● **GIVEN RECORDS**

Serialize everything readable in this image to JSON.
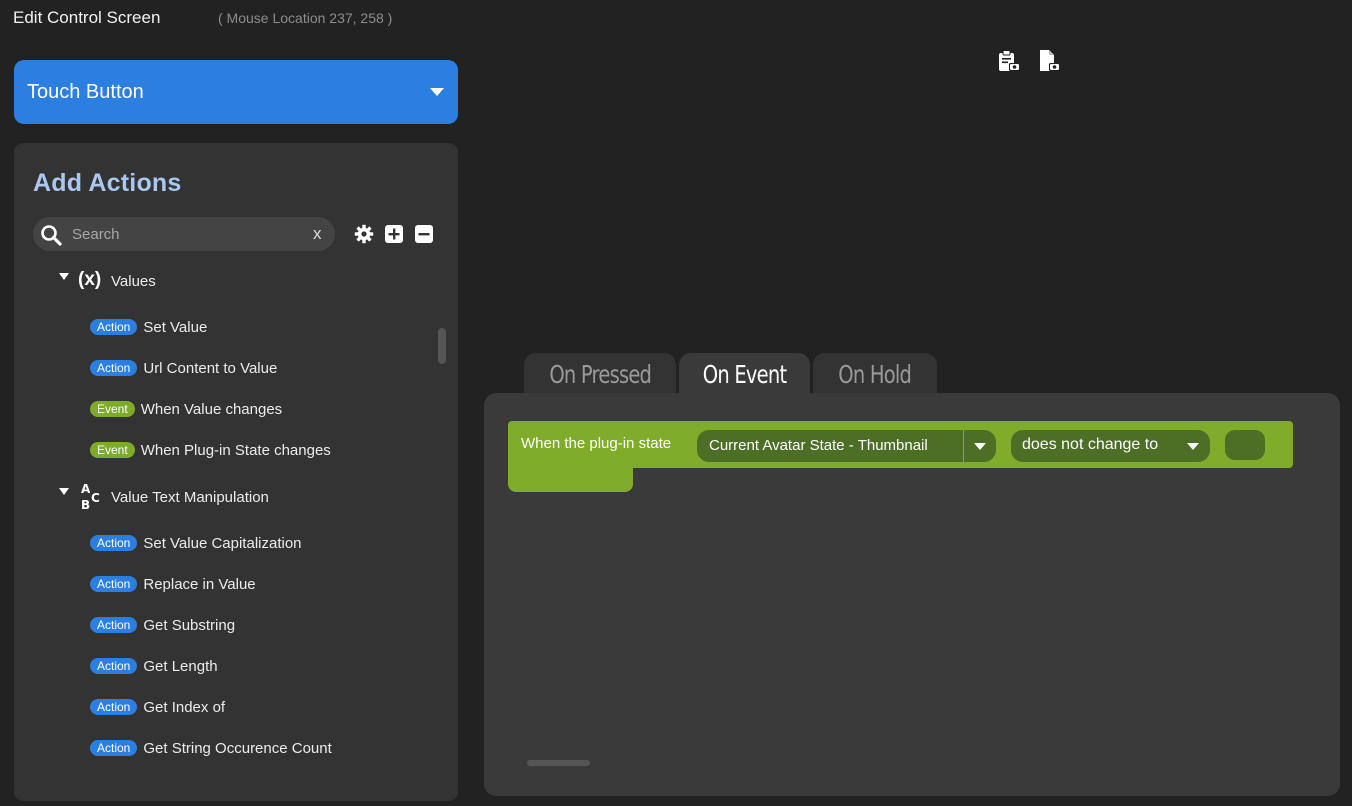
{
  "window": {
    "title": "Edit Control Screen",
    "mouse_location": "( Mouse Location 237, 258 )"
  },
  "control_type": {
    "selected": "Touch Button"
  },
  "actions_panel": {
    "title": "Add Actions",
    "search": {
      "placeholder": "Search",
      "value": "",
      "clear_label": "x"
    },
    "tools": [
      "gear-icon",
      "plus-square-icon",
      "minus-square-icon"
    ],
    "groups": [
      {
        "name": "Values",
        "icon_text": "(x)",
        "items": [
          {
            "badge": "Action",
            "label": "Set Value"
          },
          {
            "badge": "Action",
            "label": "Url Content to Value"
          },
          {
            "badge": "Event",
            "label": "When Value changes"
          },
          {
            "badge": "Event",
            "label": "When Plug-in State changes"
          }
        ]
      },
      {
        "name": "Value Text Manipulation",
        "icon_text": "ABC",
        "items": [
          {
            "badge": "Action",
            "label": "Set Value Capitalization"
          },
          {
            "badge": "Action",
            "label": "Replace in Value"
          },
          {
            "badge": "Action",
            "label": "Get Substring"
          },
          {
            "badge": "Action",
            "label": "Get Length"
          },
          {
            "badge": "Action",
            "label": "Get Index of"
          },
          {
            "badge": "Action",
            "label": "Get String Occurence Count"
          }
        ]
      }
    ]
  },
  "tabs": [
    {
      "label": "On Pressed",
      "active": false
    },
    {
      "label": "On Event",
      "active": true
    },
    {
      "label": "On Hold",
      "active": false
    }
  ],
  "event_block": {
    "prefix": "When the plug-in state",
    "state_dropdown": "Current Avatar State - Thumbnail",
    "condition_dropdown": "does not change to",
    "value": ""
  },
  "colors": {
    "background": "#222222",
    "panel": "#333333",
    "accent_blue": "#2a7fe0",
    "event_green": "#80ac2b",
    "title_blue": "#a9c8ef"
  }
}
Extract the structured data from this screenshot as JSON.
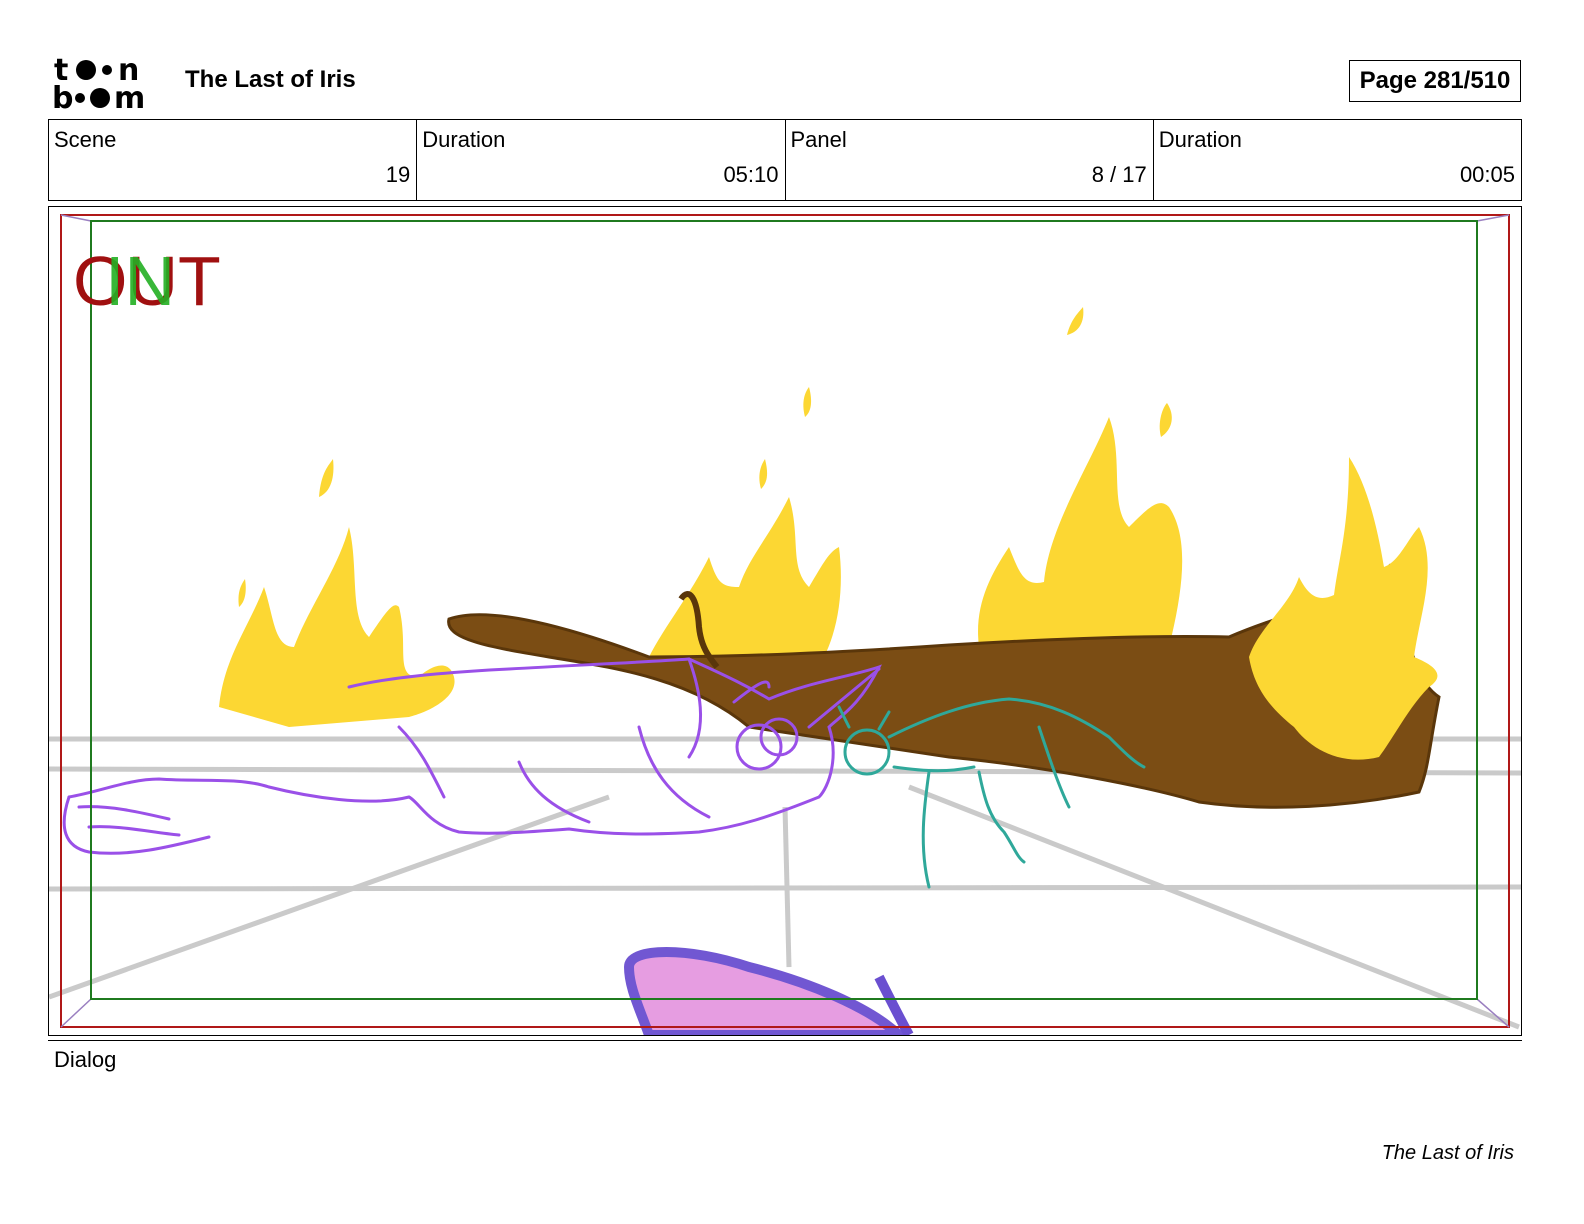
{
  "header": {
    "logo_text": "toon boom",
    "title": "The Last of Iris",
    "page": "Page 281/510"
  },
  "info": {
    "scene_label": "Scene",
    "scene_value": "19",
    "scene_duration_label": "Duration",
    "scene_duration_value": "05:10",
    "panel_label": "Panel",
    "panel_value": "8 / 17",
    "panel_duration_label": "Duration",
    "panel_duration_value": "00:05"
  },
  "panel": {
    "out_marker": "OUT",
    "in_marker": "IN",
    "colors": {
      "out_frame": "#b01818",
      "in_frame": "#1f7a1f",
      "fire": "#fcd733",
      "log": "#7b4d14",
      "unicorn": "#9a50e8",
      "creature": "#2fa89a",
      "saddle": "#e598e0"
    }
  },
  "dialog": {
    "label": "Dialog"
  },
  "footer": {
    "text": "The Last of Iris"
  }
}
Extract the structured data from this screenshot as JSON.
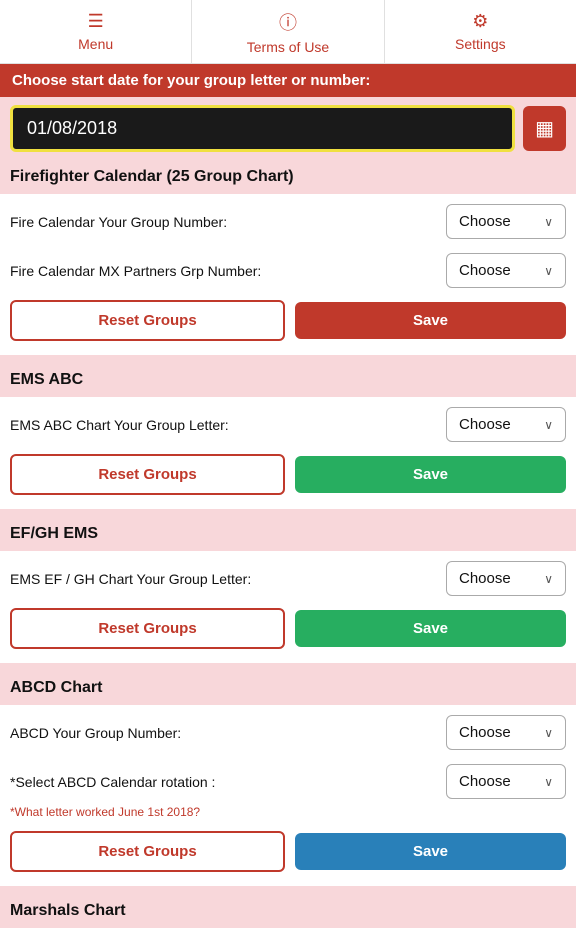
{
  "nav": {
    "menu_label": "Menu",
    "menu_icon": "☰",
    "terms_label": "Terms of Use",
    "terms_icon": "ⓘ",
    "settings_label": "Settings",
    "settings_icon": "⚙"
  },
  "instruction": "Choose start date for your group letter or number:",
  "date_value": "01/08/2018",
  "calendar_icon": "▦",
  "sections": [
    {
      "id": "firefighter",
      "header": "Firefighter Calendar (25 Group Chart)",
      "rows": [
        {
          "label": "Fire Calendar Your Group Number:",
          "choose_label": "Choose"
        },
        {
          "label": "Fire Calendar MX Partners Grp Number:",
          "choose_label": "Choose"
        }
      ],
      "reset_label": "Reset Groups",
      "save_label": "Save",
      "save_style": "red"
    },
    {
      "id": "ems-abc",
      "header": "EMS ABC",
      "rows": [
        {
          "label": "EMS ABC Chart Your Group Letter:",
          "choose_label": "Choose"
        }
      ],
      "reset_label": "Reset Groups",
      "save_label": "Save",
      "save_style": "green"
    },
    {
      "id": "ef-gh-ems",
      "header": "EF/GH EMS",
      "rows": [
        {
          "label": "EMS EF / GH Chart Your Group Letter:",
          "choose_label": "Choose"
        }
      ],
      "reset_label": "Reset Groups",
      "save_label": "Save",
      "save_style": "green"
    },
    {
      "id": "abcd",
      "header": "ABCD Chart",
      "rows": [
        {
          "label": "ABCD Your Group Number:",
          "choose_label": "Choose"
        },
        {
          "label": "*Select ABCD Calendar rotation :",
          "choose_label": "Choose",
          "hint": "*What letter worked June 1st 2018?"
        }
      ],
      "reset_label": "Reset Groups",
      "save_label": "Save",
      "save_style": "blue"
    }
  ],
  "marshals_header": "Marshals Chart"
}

● **EXERCISE REQUIREMENTS**
Copy every entry exactly as written. Pictures are excluded.

● **SOLUTION TO THIS EXERCISE**
Serialize everything readable in this image to JSON.
{
  "window": {
    "title": "Edit Control Screen",
    "mouse_location": "( Mouse Location 237, 258 )"
  },
  "control_type": {
    "selected": "Touch Button"
  },
  "actions_panel": {
    "title": "Add Actions",
    "search": {
      "placeholder": "Search",
      "value": "",
      "clear_label": "x"
    },
    "tools": [
      "gear-icon",
      "plus-square-icon",
      "minus-square-icon"
    ],
    "groups": [
      {
        "name": "Values",
        "icon_text": "(x)",
        "items": [
          {
            "badge": "Action",
            "label": "Set Value"
          },
          {
            "badge": "Action",
            "label": "Url Content to Value"
          },
          {
            "badge": "Event",
            "label": "When Value changes"
          },
          {
            "badge": "Event",
            "label": "When Plug-in State changes"
          }
        ]
      },
      {
        "name": "Value Text Manipulation",
        "icon_text": "ABC",
        "items": [
          {
            "badge": "Action",
            "label": "Set Value Capitalization"
          },
          {
            "badge": "Action",
            "label": "Replace in Value"
          },
          {
            "badge": "Action",
            "label": "Get Substring"
          },
          {
            "badge": "Action",
            "label": "Get Length"
          },
          {
            "badge": "Action",
            "label": "Get Index of"
          },
          {
            "badge": "Action",
            "label": "Get String Occurence Count"
          }
        ]
      }
    ]
  },
  "tabs": [
    {
      "label": "On Pressed",
      "active": false
    },
    {
      "label": "On Event",
      "active": true
    },
    {
      "label": "On Hold",
      "active": false
    }
  ],
  "event_block": {
    "prefix": "When the plug-in state",
    "state_dropdown": "Current Avatar State - Thumbnail",
    "condition_dropdown": "does not change to",
    "value": ""
  },
  "colors": {
    "background": "#222222",
    "panel": "#333333",
    "accent_blue": "#2a7fe0",
    "event_green": "#80ac2b",
    "title_blue": "#a9c8ef"
  }
}
Extract the structured data from this screenshot as JSON.
{
  "header": {
    "logo_text": "toon boom",
    "title": "The Last of Iris",
    "page": "Page 281/510"
  },
  "info": {
    "scene_label": "Scene",
    "scene_value": "19",
    "scene_duration_label": "Duration",
    "scene_duration_value": "05:10",
    "panel_label": "Panel",
    "panel_value": "8 / 17",
    "panel_duration_label": "Duration",
    "panel_duration_value": "00:05"
  },
  "panel": {
    "out_marker": "OUT",
    "in_marker": "IN",
    "colors": {
      "out_frame": "#b01818",
      "in_frame": "#1f7a1f",
      "fire": "#fcd733",
      "log": "#7b4d14",
      "unicorn": "#9a50e8",
      "creature": "#2fa89a",
      "saddle": "#e598e0"
    }
  },
  "dialog": {
    "label": "Dialog"
  },
  "footer": {
    "text": "The Last of Iris"
  }
}
Extract the structured data from this screenshot as JSON.
{
  "nav": {
    "menu_label": "Menu",
    "menu_icon": "☰",
    "terms_label": "Terms of Use",
    "terms_icon": "ⓘ",
    "settings_label": "Settings",
    "settings_icon": "⚙"
  },
  "instruction": "Choose start date for your group letter or number:",
  "date_value": "01/08/2018",
  "calendar_icon": "▦",
  "sections": [
    {
      "id": "firefighter",
      "header": "Firefighter Calendar (25 Group Chart)",
      "rows": [
        {
          "label": "Fire Calendar Your Group Number:",
          "choose_label": "Choose"
        },
        {
          "label": "Fire Calendar MX Partners Grp Number:",
          "choose_label": "Choose"
        }
      ],
      "reset_label": "Reset Groups",
      "save_label": "Save",
      "save_style": "red"
    },
    {
      "id": "ems-abc",
      "header": "EMS ABC",
      "rows": [
        {
          "label": "EMS ABC Chart Your Group Letter:",
          "choose_label": "Choose"
        }
      ],
      "reset_label": "Reset Groups",
      "save_label": "Save",
      "save_style": "green"
    },
    {
      "id": "ef-gh-ems",
      "header": "EF/GH EMS",
      "rows": [
        {
          "label": "EMS EF / GH Chart Your Group Letter:",
          "choose_label": "Choose"
        }
      ],
      "reset_label": "Reset Groups",
      "save_label": "Save",
      "save_style": "green"
    },
    {
      "id": "abcd",
      "header": "ABCD Chart",
      "rows": [
        {
          "label": "ABCD Your Group Number:",
          "choose_label": "Choose"
        },
        {
          "label": "*Select ABCD Calendar rotation :",
          "choose_label": "Choose",
          "hint": "*What letter worked June 1st 2018?"
        }
      ],
      "reset_label": "Reset Groups",
      "save_label": "Save",
      "save_style": "blue"
    }
  ],
  "marshals_header": "Marshals Chart"
}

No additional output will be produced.